§ Data rows

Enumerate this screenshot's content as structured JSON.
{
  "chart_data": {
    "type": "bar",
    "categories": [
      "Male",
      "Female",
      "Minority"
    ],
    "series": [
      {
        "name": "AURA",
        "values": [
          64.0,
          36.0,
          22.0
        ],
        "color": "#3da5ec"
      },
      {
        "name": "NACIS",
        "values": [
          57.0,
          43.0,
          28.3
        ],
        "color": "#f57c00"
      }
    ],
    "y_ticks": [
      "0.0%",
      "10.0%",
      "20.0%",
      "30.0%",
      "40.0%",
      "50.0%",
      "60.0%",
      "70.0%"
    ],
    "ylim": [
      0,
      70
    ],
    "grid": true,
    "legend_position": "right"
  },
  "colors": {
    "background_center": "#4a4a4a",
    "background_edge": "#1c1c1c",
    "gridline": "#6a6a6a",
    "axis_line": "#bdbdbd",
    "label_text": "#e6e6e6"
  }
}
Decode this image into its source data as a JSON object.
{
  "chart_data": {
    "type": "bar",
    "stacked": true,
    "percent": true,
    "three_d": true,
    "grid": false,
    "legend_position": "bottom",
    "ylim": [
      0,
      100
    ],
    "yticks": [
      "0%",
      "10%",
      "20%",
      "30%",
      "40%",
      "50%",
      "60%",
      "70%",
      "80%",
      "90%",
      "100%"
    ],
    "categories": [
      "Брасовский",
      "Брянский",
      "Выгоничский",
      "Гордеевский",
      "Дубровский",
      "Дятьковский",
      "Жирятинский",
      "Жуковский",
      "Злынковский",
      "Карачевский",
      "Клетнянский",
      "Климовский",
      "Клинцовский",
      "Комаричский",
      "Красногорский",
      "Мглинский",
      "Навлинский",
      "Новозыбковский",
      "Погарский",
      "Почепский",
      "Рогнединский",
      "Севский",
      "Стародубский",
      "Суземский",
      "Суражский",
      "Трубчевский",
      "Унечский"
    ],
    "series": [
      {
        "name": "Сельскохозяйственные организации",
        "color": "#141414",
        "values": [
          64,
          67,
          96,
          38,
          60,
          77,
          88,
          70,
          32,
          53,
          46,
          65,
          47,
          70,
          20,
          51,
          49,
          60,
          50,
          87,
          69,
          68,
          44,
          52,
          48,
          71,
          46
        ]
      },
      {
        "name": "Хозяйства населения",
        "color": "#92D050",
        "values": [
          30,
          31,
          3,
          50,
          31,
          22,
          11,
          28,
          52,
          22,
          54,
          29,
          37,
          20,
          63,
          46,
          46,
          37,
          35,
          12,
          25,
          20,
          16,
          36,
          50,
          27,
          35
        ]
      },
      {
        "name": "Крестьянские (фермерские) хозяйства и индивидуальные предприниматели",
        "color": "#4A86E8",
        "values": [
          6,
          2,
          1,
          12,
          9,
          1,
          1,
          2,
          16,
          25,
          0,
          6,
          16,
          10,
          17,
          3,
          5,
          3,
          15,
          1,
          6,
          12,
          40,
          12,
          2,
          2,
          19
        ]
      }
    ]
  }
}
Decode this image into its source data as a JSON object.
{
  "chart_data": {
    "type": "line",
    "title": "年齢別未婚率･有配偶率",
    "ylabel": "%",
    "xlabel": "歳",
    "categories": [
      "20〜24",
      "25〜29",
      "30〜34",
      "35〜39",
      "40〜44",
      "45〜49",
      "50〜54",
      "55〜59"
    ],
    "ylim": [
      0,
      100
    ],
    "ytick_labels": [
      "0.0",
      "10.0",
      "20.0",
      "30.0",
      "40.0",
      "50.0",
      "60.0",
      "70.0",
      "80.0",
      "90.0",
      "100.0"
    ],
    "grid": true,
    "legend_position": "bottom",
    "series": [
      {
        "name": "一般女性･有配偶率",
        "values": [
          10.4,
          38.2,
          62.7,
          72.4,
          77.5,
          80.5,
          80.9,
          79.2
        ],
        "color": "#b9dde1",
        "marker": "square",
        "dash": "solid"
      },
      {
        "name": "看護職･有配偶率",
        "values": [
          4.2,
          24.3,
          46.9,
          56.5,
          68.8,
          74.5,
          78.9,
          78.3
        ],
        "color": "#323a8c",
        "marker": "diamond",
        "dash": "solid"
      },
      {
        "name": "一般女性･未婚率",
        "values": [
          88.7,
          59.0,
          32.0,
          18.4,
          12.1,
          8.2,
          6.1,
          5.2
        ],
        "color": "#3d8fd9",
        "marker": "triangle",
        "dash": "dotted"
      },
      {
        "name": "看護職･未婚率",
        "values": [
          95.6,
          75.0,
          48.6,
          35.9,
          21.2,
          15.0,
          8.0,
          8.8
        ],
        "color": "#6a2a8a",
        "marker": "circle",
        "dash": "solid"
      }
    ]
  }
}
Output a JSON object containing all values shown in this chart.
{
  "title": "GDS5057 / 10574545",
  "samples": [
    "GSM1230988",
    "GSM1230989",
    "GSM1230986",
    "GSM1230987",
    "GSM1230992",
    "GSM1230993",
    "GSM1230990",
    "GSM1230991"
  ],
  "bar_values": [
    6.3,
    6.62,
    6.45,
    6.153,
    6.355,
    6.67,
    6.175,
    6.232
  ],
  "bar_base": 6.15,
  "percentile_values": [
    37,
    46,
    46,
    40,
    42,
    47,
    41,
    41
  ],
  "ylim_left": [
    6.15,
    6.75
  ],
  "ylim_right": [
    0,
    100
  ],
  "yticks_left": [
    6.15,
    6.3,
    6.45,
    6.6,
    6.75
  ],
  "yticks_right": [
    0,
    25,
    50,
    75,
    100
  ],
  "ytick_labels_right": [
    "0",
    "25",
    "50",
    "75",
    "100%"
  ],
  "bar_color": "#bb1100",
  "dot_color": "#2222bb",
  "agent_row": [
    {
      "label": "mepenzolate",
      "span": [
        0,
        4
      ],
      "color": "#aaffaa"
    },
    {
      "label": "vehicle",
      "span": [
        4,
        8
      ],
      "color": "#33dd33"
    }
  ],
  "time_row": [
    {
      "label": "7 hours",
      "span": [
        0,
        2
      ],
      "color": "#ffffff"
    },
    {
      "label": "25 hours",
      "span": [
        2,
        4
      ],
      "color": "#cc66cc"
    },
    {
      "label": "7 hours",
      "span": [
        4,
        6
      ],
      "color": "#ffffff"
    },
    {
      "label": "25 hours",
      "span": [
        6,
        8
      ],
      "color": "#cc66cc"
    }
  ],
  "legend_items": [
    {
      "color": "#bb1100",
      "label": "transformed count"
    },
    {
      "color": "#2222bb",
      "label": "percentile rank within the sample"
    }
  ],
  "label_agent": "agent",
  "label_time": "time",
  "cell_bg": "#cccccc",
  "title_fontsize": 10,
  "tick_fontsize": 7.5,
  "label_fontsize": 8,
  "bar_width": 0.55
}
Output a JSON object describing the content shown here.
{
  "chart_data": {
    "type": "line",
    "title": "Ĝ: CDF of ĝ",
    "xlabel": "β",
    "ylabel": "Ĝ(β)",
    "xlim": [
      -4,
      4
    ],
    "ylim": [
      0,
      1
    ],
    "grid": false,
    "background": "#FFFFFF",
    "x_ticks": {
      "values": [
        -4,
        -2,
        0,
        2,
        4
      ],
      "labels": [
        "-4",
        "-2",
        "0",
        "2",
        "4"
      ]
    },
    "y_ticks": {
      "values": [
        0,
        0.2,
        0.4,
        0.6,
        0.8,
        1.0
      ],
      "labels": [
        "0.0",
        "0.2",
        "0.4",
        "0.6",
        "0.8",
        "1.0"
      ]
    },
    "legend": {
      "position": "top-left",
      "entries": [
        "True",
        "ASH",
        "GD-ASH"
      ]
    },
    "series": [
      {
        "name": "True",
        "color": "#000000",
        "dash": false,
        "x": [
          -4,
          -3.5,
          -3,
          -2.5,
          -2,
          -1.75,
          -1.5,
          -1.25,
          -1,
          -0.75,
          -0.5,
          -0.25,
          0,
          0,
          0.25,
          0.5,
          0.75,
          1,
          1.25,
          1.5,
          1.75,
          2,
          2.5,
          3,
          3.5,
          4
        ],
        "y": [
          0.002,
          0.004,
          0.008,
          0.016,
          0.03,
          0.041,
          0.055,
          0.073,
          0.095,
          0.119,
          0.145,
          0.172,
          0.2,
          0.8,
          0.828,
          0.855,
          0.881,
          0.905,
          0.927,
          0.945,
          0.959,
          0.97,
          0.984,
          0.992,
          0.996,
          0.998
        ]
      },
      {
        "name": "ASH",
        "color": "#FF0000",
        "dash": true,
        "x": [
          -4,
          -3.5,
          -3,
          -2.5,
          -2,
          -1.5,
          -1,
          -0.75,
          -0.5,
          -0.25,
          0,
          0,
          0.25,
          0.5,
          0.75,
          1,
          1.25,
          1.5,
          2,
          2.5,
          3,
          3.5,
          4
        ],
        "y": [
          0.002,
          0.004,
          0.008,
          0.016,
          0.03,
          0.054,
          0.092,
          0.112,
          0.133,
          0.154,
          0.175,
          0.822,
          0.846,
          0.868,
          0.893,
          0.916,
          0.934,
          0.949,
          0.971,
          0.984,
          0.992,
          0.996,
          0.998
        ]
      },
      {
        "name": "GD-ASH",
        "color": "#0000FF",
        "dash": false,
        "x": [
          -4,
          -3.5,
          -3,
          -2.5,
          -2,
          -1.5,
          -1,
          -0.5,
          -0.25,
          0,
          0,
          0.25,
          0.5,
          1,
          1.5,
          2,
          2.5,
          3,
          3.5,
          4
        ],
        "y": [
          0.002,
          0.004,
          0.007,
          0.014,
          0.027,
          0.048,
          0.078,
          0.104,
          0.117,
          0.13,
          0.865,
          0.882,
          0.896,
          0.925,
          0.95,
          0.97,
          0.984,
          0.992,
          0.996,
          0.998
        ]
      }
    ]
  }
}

§ Task prompt
From the data, list each line in which the string "shown" appears.

§ Result for this task
Output a JSON object containing all values shown in this chart.
Output a JSON object describing the content shown here.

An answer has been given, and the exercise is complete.